## Exercise set
a - Answer these questions about the forum thread on uneven Q9550 core temperatures.
(i) What idle temperatures did the first post report for the four cores?
(ii) Which power supply does epergrem use?
(iii) What load did the UPS report two hours into the Prime95 test?
b - Decide whether each statement agrees with the forum thread on uneven Q9550 core temperatures. Answer yes or no, and quote the words that decide it.
(i) Tyree calls the BIOS the most reliable source of readings.
(ii) epergrem intends to push the FSB beyond 400 MHz.
(iii) greenbrucelee considers the 9550 a very good overclocker.
c - Write the next part of the forum thread on uneven Q9550 core temperatures, starting where it stops.

# Q9550 - Uneven core temperatures



## epergrem (Feb 14, 2012)

I bought a used Q9550, that I had hoped to do an overclock of. I ran CoreTemp, RealTemp, SpeedFan, etc. and all showed that two of the cores run several degrees hotter than the remaining two. Idle temps are 39-30-30-41.

I did a mild, 3.0 GHz overclock and am running Prime95. Temperatures according to SpeedFand and RealTemp stabilized about 35 minutes after the test began at 63-53-55-54 and have held that for the past five hours. Oddly, CPUID Hardware Monitor shows them at 47-39-37-37, which is about 15 degrees lower than the other two apps show.

I installed a Zalman CNPS5X SZ cooler yesterday, using Arctic Silver 5 and even after taking a chunk off of the P43 heat sink to get the Zalman to face the rear of the tower the cooler appears only marginally better than the stock Intel HSF. My PSU is a Thermaltake TR2 RX Modular 750W, so the PSU shouldn't be an issue.

I should mention that the two higher core temps were also present with the Intel HSF, so the pattern appears consistent.

I know that 63 degrees is to hot, so it's probably not wise to push beyond the current overclock, but is it common for some of the cores to read hotter than others, or is this a sign of an used Q9550. If so, is there anything that can be done to lower the highest core temp, so I could overclock it a notch or two higher?

Thanks,
Ernie


----------



## Tyree (May 10, 2009)

Speedfan is for fans and rarely gives accurate Temp/Voltages readings.
CPUID would be more trustworthy but the Bios is the most reliable.
PC Specs?
Pre- Built Brand & Model Number
Custom Built- Brand & Model of Mobo-CPU-RAM-Graphics-PSU.


----------



## greenbrucelee (Apr 24, 2007)

as above the cores will never all be the same temp regardless of what is going on apart from when idle

please post your full specs

the 9550 is not a very good overclocker but you should be able to get a bit more out of it.


----------



## epergrem (Feb 14, 2012)

Thanks for answering. 

I'm only going for a 20% or 3.4 GHz tops, which the Q9550 should be capable of. I could buy faster RAM, but I don't plan on pushing the FSB past 400 MHz, so I'm not sure that there is much point in spending the extra money.

I let the CPU idle 30 minutes this morning and got 33 for the system and 36 for the CPU. That's within a degree or two of what Everest shows in XP.

System specs are:
CPU: Intel Q9550, E0 Stepping
CPU Cooler: Zalman CNPSX SZ - 92mm fan, pointed toward exhaust fan
MB: Gigabyte GA-P43-ES3G ver1.1
PSU: Thermaltake TR2 RX Modular 750W 80+ Bronze
- CyberPower UPS is reporting a 221 watt load at two hours into the Prime95 (blend) test.
Memory: Kingston PC-6400 ValueRam 1.8v
GPU: XFX GeForce 9800 GTX Plus
Intake Fan: 80mm - 3-pin
Exhaust Fan: 92mm - 3-pin
Case is a generic that I've owned for several years.

Hope this helps..


----------



## greenbrucelee (Apr 24, 2007)

you should be able to clock it but be aware a 10/20% oc wont show that much of a gain you should go for as max as possible.

do you know what you are doing or do you want me to tell you what to do?

before you do anything though use hardware monitor or real temp for temps and not speed fan.

The bios is most accurate.


----------



## epergrem (Feb 14, 2012)

(Entries from a data source)
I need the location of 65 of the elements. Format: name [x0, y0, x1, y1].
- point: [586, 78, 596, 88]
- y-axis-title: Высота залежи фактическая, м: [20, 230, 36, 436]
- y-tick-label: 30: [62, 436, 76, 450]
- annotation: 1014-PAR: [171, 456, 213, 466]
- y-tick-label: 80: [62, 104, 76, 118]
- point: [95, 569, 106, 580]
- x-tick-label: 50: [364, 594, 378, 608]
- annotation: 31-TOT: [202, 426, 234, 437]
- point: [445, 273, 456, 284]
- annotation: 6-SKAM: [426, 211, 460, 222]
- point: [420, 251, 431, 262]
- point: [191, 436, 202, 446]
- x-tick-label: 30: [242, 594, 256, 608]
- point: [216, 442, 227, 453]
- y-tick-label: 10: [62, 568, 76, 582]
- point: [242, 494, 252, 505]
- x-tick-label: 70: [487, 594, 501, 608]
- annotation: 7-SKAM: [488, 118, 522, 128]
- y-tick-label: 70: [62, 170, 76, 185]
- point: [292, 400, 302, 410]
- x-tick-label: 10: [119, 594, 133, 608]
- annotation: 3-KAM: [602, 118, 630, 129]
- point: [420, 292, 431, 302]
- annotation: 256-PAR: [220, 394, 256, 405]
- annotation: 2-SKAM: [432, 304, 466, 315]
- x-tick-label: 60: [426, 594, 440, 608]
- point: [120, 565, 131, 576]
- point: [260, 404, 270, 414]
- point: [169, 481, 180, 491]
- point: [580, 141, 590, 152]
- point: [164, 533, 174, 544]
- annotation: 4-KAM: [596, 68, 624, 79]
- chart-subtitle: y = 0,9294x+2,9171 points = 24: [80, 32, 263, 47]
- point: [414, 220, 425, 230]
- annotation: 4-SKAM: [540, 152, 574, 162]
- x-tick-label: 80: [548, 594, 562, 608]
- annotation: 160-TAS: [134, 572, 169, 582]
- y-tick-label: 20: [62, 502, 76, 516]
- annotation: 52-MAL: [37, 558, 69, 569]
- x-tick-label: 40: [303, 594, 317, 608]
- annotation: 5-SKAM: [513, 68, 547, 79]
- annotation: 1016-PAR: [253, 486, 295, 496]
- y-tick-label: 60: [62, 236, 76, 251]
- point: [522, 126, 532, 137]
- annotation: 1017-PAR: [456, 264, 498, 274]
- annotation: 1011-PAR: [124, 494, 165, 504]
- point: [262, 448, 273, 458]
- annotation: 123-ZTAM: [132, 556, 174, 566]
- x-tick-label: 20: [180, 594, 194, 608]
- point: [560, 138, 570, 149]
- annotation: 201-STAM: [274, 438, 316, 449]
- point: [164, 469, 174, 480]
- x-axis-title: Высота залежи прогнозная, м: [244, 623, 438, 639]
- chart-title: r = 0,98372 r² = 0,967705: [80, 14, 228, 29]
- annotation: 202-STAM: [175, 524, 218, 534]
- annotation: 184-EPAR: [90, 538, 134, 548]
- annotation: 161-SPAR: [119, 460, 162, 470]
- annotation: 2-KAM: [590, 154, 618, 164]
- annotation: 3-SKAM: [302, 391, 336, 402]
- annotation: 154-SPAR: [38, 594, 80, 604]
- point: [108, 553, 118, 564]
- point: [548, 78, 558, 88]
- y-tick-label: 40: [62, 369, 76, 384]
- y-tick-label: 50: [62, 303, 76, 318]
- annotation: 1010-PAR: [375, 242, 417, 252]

## Answers
a -
(i) 39-30-30-41
(ii) A Thermaltake TR2 RX Modular 750W
(iii) A 221 watt load

b -
(i) Yes: "but the Bios is the most reliable."
(ii) No: "I don't plan on pushing the FSB past 400 MHz"
(iii) No: "the 9550 is not a very good overclocker"

c -
> do you know what you are doing or do you want me to tell you what to do?
> 
> before you do anything though use hardware monitor or real temp for temps and not speed fan.
> 
> The bios is most accurate.


I've done some research on the Internet, but to say that I know what I'm doing would stretch truth to the point of breakage. :smile: Please feel free to offer any recommendations. 

Honestly, if I could get 3.4 GHz out of the CPU I would be happy. Anything more would be a bonus, but funds are limited so the amount of $$$ required is a consideration.

As an aside, I upped the FSB the 368 MHz this morning and have been running Prime95 (blend) for the past 2 1/2 hours. Results so far are:
CoreTemp: 55-56-47-50
RealTemp: 56-46-49-48
HWMonitor: 41-31-33-34 (system: 37, CPU 49)

It's actually running several degrees cooler than the 358 MHz FSB tests did yesterday. Perhaps the Arctic Silver is setting in.


----------



## greenbrucelee (Apr 24, 2007)

artic silver take 200 hours of normal usage to set in.

This is how you overclock

You up the fsb by 10Mhz save and reboot if you get into windows without any problems repeat.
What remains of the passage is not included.